Excerpt from a dataset

- - - - -

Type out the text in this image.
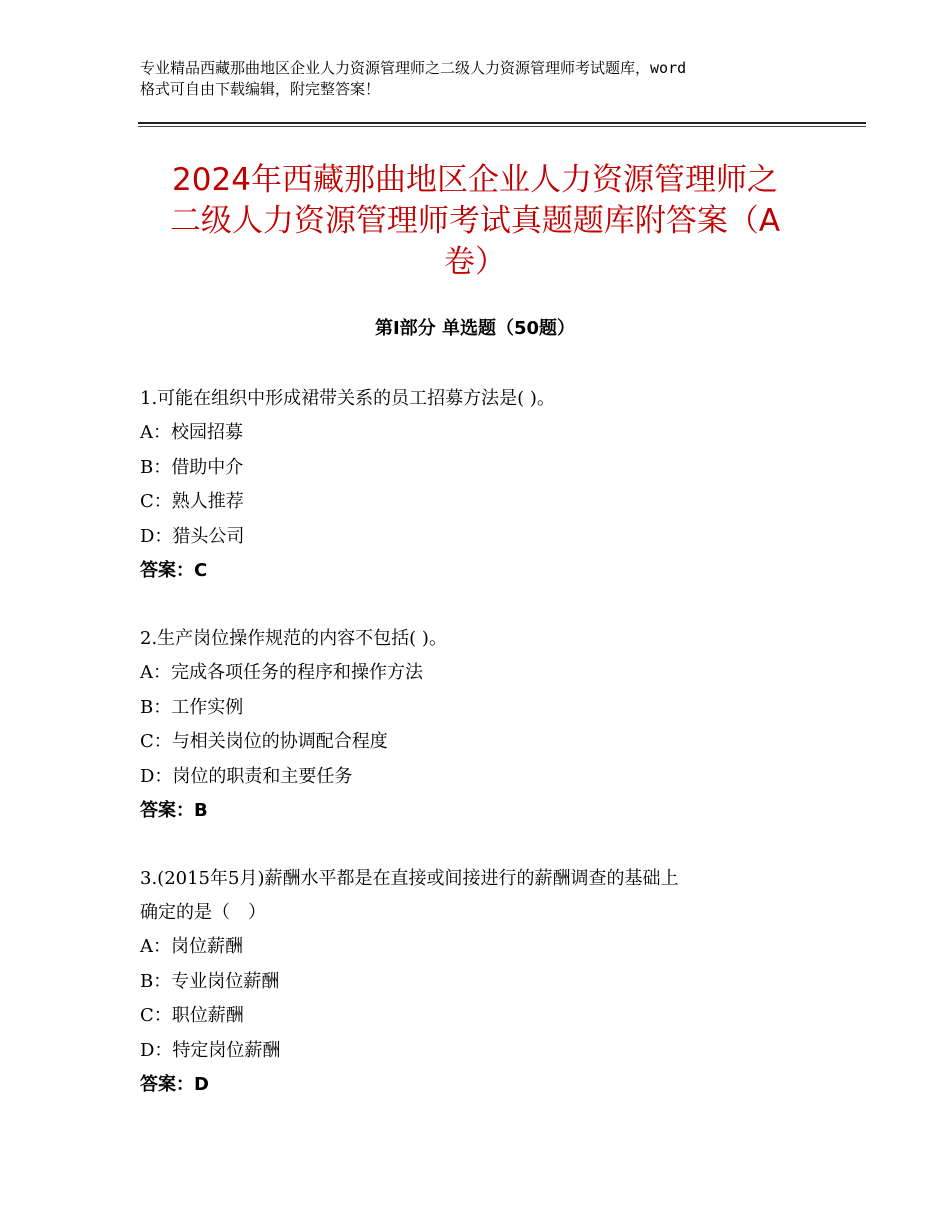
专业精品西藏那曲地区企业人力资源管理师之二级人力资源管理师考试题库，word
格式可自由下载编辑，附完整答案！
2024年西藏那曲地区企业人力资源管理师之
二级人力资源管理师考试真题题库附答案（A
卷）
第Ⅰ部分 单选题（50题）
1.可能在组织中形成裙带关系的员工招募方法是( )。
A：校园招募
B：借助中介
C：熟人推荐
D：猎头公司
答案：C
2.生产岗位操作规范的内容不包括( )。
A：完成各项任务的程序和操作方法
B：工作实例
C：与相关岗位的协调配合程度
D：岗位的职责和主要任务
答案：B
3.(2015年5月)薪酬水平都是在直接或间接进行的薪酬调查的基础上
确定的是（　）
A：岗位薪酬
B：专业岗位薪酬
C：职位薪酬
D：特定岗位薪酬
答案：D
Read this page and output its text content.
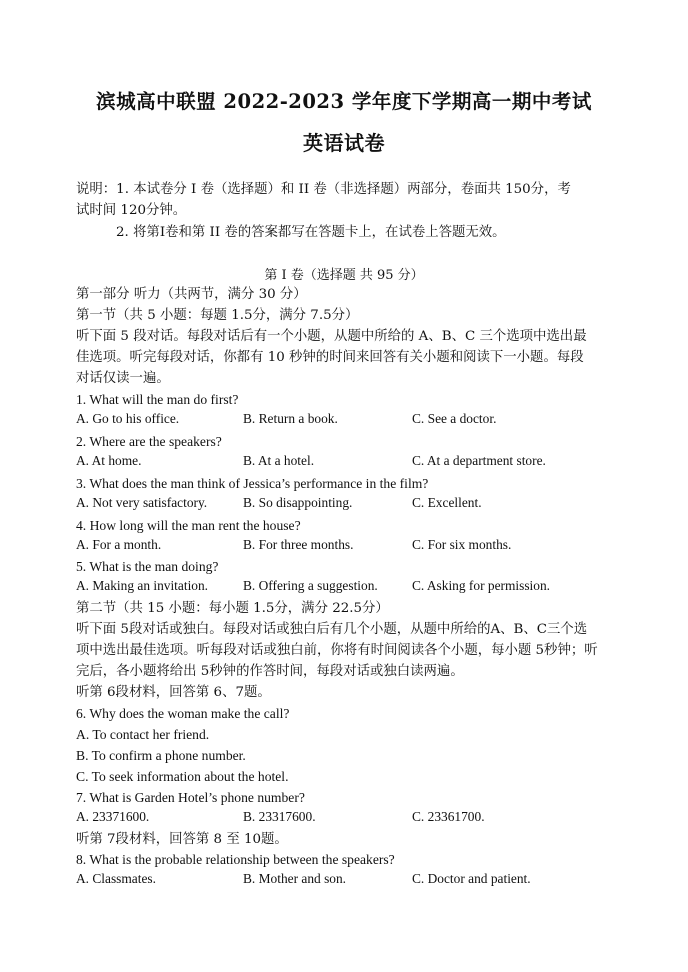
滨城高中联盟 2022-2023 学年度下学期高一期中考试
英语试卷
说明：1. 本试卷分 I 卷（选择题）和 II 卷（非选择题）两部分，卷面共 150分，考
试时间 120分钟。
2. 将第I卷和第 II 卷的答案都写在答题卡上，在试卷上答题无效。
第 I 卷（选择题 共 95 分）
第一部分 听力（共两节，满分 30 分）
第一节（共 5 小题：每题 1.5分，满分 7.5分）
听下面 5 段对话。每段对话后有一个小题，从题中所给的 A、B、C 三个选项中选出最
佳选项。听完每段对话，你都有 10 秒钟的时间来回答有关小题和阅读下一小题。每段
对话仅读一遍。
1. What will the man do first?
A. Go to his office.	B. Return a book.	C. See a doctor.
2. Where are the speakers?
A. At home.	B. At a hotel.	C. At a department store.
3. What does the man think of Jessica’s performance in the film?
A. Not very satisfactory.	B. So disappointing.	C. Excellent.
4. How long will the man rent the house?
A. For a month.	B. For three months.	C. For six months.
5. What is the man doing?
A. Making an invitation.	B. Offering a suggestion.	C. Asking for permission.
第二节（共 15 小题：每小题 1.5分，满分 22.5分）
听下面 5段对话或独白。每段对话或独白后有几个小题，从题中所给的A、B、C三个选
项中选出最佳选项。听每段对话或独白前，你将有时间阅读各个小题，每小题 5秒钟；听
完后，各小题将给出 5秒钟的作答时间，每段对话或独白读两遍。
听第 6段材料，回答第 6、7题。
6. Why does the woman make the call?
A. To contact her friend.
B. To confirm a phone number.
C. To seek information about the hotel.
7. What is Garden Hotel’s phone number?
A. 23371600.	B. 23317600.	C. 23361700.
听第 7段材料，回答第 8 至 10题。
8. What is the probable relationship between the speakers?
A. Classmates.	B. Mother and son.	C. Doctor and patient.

- - - - -

#### WHAT IS EXPECTED:
Reproduce all the entries that precede this task, word for word, minus any pictures.

#### CORRECT OUTPUT:
Type out the text in this image.
专业精品西藏那曲地区企业人力资源管理师之二级人力资源管理师考试题库，word
格式可自由下载编辑，附完整答案！
2024年西藏那曲地区企业人力资源管理师之
二级人力资源管理师考试真题题库附答案（A
卷）
第Ⅰ部分 单选题（50题）
1.可能在组织中形成裙带关系的员工招募方法是( )。
A：校园招募
B：借助中介
C：熟人推荐
D：猎头公司
答案：C
2.生产岗位操作规范的内容不包括( )。
A：完成各项任务的程序和操作方法
B：工作实例
C：与相关岗位的协调配合程度
D：岗位的职责和主要任务
答案：B
3.(2015年5月)薪酬水平都是在直接或间接进行的薪酬调查的基础上
确定的是（　）
A：岗位薪酬
B：专业岗位薪酬
C：职位薪酬
D：特定岗位薪酬
答案：D
Read this page and output its text content.
滨城高中联盟 2022-2023 学年度下学期高一期中考试
英语试卷
说明：1. 本试卷分 I 卷（选择题）和 II 卷（非选择题）两部分，卷面共 150分，考
试时间 120分钟。
2. 将第I卷和第 II 卷的答案都写在答题卡上，在试卷上答题无效。
第 I 卷（选择题 共 95 分）
第一部分 听力（共两节，满分 30 分）
第一节（共 5 小题：每题 1.5分，满分 7.5分）
听下面 5 段对话。每段对话后有一个小题，从题中所给的 A、B、C 三个选项中选出最
佳选项。听完每段对话，你都有 10 秒钟的时间来回答有关小题和阅读下一小题。每段
对话仅读一遍。
1. What will the man do first?
A. Go to his office.	B. Return a book.	C. See a doctor.
2. Where are the speakers?
A. At home.	B. At a hotel.	C. At a department store.
3. What does the man think of Jessica’s performance in the film?
A. Not very satisfactory.	B. So disappointing.	C. Excellent.
4. How long will the man rent the house?
A. For a month.	B. For three months.	C. For six months.
5. What is the man doing?
A. Making an invitation.	B. Offering a suggestion.	C. Asking for permission.
第二节（共 15 小题：每小题 1.5分，满分 22.5分）
听下面 5段对话或独白。每段对话或独白后有几个小题，从题中所给的A、B、C三个选
项中选出最佳选项。听每段对话或独白前，你将有时间阅读各个小题，每小题 5秒钟；听
完后，各小题将给出 5秒钟的作答时间，每段对话或独白读两遍。
听第 6段材料，回答第 6、7题。
6. Why does the woman make the call?
A. To contact her friend.
B. To confirm a phone number.
C. To seek information about the hotel.
7. What is Garden Hotel’s phone number?
A. 23371600.	B. 23317600.	C. 23361700.
听第 7段材料，回答第 8 至 10题。
8. What is the probable relationship between the speakers?
A. Classmates.	B. Mother and son.	C. Doctor and patient.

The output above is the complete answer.